> Problem details
Every entry must be duplicated precisely as written.

Source data
◇ ◇ ◇

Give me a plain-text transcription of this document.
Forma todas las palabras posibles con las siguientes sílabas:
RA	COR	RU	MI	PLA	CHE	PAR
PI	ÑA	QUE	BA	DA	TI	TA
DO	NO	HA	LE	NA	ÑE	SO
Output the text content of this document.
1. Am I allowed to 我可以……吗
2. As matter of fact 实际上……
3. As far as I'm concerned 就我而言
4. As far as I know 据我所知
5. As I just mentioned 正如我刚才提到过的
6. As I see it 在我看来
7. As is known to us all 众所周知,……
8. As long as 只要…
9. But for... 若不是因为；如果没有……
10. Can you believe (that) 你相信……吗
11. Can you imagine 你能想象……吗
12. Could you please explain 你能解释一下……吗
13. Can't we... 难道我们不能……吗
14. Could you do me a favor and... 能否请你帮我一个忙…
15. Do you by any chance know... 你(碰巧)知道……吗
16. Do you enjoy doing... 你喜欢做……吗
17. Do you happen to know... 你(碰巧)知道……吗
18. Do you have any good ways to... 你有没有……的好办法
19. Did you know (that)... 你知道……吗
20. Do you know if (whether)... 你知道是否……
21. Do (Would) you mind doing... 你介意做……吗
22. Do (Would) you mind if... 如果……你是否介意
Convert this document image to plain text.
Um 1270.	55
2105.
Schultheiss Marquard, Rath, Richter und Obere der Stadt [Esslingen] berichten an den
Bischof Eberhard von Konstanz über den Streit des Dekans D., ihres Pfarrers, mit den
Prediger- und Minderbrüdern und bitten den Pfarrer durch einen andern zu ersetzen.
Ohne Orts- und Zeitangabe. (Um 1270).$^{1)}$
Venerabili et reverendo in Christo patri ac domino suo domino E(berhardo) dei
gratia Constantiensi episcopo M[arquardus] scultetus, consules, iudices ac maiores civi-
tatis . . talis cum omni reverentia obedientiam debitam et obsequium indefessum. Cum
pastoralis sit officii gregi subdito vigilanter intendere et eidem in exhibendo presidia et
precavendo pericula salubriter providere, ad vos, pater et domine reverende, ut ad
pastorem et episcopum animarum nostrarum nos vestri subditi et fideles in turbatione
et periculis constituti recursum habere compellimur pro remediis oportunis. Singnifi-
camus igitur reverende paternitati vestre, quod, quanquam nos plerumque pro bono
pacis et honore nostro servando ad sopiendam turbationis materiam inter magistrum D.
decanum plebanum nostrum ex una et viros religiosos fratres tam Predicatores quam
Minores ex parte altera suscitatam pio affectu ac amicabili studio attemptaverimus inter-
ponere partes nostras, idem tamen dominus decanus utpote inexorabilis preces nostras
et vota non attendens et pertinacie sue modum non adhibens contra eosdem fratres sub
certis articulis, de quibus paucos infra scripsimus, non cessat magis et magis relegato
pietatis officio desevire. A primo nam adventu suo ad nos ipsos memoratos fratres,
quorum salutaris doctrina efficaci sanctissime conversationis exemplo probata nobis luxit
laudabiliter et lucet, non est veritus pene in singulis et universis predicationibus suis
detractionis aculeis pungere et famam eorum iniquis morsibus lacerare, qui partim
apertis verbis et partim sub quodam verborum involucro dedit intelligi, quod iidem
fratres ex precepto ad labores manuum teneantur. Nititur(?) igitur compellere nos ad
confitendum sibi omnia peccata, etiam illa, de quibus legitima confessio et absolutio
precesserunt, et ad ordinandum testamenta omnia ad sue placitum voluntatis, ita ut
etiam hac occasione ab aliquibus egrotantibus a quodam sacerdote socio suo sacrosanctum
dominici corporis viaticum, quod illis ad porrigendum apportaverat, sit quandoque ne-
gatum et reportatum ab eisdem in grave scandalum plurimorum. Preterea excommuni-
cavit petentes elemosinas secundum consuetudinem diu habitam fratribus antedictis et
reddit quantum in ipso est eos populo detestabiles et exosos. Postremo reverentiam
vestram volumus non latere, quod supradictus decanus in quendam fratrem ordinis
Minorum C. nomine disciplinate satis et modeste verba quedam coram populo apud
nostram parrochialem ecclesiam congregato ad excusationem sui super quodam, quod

◇ ◇ ◇

> Task answer
Give me a plain-text transcription of this document.
Forma todas las palabras posibles con las siguientes sílabas:
RA	COR	RU	MI	PLA	CHE	PAR
PI	ÑA	QUE	BA	DA	TI	TA
DO	NO	HA	LE	NA	ÑE	SO
Output the text content of this document.
1. Am I allowed to 我可以……吗
2. As matter of fact 实际上……
3. As far as I'm concerned 就我而言
4. As far as I know 据我所知
5. As I just mentioned 正如我刚才提到过的
6. As I see it 在我看来
7. As is known to us all 众所周知,……
8. As long as 只要…
9. But for... 若不是因为；如果没有……
10. Can you believe (that) 你相信……吗
11. Can you imagine 你能想象……吗
12. Could you please explain 你能解释一下……吗
13. Can't we... 难道我们不能……吗
14. Could you do me a favor and... 能否请你帮我一个忙…
15. Do you by any chance know... 你(碰巧)知道……吗
16. Do you enjoy doing... 你喜欢做……吗
17. Do you happen to know... 你(碰巧)知道……吗
18. Do you have any good ways to... 你有没有……的好办法
19. Did you know (that)... 你知道……吗
20. Do you know if (whether)... 你知道是否……
21. Do (Would) you mind doing... 你介意做……吗
22. Do (Would) you mind if... 如果……你是否介意
Convert this document image to plain text.
Um 1270.	55
2105.
Schultheiss Marquard, Rath, Richter und Obere der Stadt [Esslingen] berichten an den
Bischof Eberhard von Konstanz über den Streit des Dekans D., ihres Pfarrers, mit den
Prediger- und Minderbrüdern und bitten den Pfarrer durch einen andern zu ersetzen.
Ohne Orts- und Zeitangabe. (Um 1270).$^{1)}$
Venerabili et reverendo in Christo patri ac domino suo domino E(berhardo) dei
gratia Constantiensi episcopo M[arquardus] scultetus, consules, iudices ac maiores civi-
tatis . . talis cum omni reverentia obedientiam debitam et obsequium indefessum. Cum
pastoralis sit officii gregi subdito vigilanter intendere et eidem in exhibendo presidia et
precavendo pericula salubriter providere, ad vos, pater et domine reverende, ut ad
pastorem et episcopum animarum nostrarum nos vestri subditi et fideles in turbatione
et periculis constituti recursum habere compellimur pro remediis oportunis. Singnifi-
camus igitur reverende paternitati vestre, quod, quanquam nos plerumque pro bono
pacis et honore nostro servando ad sopiendam turbationis materiam inter magistrum D.
decanum plebanum nostrum ex una et viros religiosos fratres tam Predicatores quam
Minores ex parte altera suscitatam pio affectu ac amicabili studio attemptaverimus inter-
ponere partes nostras, idem tamen dominus decanus utpote inexorabilis preces nostras
et vota non attendens et pertinacie sue modum non adhibens contra eosdem fratres sub
certis articulis, de quibus paucos infra scripsimus, non cessat magis et magis relegato
pietatis officio desevire. A primo nam adventu suo ad nos ipsos memoratos fratres,
quorum salutaris doctrina efficaci sanctissime conversationis exemplo probata nobis luxit
laudabiliter et lucet, non est veritus pene in singulis et universis predicationibus suis
detractionis aculeis pungere et famam eorum iniquis morsibus lacerare, qui partim
apertis verbis et partim sub quodam verborum involucro dedit intelligi, quod iidem
fratres ex precepto ad labores manuum teneantur. Nititur(?) igitur compellere nos ad
confitendum sibi omnia peccata, etiam illa, de quibus legitima confessio et absolutio
precesserunt, et ad ordinandum testamenta omnia ad sue placitum voluntatis, ita ut
etiam hac occasione ab aliquibus egrotantibus a quodam sacerdote socio suo sacrosanctum
dominici corporis viaticum, quod illis ad porrigendum apportaverat, sit quandoque ne-
gatum et reportatum ab eisdem in grave scandalum plurimorum. Preterea excommuni-
cavit petentes elemosinas secundum consuetudinem diu habitam fratribus antedictis et
reddit quantum in ipso est eos populo detestabiles et exosos. Postremo reverentiam
vestram volumus non latere, quod supradictus decanus in quendam fratrem ordinis
Minorum C. nomine disciplinate satis et modeste verba quedam coram populo apud
nostram parrochialem ecclesiam congregato ad excusationem sui super quodam, quod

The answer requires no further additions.